Your objective:
Your answer should be a single number: the count of lines that include the word "JSON".
--- START OF Input data ---
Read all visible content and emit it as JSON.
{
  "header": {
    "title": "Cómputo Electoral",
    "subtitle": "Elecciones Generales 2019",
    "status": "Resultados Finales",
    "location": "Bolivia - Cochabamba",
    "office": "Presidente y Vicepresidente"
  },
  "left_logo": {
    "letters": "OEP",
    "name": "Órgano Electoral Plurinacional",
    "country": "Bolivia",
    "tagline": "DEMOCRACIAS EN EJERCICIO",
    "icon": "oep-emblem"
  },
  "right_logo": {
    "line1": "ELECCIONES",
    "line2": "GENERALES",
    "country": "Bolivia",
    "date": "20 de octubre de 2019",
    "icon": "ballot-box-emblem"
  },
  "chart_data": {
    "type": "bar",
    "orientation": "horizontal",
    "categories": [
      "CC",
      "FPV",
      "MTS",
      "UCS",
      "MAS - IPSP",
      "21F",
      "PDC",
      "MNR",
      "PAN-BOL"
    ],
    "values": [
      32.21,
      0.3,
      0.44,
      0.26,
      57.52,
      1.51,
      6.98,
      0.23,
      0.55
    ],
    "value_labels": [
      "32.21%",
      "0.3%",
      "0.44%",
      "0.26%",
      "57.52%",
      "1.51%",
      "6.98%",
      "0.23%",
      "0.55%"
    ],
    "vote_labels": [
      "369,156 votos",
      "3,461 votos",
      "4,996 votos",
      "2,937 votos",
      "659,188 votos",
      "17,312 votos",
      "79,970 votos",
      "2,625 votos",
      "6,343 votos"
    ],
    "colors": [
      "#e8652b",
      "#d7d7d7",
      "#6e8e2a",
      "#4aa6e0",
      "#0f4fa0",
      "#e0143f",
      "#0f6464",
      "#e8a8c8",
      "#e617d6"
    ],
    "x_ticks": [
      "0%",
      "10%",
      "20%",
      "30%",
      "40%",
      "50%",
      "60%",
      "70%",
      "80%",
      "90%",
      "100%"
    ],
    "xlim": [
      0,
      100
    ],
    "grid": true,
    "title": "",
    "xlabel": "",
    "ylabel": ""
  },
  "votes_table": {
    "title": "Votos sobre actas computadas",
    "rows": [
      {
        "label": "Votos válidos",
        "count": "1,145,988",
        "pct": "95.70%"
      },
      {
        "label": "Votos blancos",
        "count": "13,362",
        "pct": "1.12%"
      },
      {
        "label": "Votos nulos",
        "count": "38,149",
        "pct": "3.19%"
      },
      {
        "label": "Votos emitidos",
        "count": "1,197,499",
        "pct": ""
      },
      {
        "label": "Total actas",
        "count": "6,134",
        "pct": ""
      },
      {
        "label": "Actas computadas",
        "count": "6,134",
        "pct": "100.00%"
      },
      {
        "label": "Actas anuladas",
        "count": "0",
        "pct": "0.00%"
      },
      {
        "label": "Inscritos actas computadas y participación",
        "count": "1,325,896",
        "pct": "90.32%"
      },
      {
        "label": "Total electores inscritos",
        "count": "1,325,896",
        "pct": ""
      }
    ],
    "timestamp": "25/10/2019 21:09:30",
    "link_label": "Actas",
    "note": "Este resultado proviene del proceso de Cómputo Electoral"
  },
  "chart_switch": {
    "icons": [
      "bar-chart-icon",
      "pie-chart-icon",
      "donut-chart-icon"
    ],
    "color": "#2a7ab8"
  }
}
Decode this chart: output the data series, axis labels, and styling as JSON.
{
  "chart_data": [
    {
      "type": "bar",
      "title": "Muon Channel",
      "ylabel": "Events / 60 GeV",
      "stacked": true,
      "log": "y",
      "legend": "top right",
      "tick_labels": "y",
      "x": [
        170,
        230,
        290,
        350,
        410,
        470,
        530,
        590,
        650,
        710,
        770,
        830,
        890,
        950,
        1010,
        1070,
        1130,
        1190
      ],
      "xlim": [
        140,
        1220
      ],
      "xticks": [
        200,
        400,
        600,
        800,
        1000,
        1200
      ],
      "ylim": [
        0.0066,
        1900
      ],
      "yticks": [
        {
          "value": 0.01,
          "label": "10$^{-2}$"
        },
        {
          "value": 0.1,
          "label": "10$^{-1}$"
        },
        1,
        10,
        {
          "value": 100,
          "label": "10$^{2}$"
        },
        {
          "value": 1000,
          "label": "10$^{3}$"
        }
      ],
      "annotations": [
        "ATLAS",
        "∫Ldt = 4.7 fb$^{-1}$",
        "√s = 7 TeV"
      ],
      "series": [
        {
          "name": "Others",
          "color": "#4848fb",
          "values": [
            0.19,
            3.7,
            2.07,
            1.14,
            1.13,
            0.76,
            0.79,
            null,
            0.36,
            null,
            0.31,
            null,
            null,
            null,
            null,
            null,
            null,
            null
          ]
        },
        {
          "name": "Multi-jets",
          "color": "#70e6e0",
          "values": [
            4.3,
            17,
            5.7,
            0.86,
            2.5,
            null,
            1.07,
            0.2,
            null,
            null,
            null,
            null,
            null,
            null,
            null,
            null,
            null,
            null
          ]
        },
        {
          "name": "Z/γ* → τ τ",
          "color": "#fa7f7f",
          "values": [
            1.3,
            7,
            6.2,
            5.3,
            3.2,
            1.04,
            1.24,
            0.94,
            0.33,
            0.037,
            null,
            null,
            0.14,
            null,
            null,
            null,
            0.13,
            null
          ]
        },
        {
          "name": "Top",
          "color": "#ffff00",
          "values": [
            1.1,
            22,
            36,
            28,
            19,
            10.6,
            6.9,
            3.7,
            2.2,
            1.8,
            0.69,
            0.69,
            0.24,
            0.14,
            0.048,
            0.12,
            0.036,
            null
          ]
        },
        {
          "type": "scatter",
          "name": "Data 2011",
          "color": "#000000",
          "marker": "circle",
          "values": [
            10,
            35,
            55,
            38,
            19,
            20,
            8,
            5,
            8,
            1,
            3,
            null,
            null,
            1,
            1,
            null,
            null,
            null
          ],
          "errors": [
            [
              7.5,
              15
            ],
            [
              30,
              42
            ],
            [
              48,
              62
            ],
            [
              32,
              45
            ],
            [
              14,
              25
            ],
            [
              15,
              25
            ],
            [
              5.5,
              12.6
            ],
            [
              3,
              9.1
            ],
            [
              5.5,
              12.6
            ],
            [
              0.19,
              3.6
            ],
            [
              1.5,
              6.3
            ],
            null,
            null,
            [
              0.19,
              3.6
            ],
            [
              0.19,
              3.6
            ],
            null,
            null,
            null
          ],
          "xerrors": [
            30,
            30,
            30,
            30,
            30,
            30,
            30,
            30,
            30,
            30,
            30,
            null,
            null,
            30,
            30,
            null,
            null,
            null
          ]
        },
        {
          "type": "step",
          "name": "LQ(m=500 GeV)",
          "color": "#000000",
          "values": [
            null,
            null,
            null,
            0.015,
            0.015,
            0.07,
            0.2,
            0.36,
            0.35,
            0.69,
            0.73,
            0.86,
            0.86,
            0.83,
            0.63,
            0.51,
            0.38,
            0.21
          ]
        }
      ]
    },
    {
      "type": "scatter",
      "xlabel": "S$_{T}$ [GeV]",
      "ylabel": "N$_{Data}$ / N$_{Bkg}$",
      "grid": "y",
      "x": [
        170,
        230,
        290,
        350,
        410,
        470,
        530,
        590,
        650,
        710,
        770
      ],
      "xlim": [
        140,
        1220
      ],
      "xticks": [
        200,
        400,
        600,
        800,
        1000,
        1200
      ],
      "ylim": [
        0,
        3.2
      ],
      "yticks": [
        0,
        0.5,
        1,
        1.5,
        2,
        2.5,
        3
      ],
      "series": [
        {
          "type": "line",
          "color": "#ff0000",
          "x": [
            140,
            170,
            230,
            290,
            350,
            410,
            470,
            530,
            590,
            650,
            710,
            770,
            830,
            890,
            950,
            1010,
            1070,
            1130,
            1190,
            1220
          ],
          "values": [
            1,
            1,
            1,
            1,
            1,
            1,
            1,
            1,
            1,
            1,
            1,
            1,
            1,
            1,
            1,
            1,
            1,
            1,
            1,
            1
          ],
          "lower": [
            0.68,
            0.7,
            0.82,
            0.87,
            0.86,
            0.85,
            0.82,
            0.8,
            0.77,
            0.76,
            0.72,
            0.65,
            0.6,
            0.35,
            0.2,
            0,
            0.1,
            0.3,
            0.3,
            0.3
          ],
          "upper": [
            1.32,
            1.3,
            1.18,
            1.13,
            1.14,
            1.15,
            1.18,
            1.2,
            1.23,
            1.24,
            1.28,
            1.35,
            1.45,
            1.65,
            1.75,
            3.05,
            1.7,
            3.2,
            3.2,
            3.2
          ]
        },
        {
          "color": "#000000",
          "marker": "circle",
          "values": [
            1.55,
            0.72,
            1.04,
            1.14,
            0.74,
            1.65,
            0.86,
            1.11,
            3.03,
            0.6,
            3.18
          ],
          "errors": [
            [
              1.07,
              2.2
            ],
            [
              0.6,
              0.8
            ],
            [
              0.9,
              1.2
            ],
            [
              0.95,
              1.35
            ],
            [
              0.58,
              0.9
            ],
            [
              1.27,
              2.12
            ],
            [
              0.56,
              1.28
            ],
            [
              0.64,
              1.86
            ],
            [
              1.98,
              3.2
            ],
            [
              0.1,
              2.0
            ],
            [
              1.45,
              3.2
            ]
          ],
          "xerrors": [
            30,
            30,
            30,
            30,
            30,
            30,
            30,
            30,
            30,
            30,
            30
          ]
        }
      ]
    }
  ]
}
--- END OF Input data ---
Answer:
2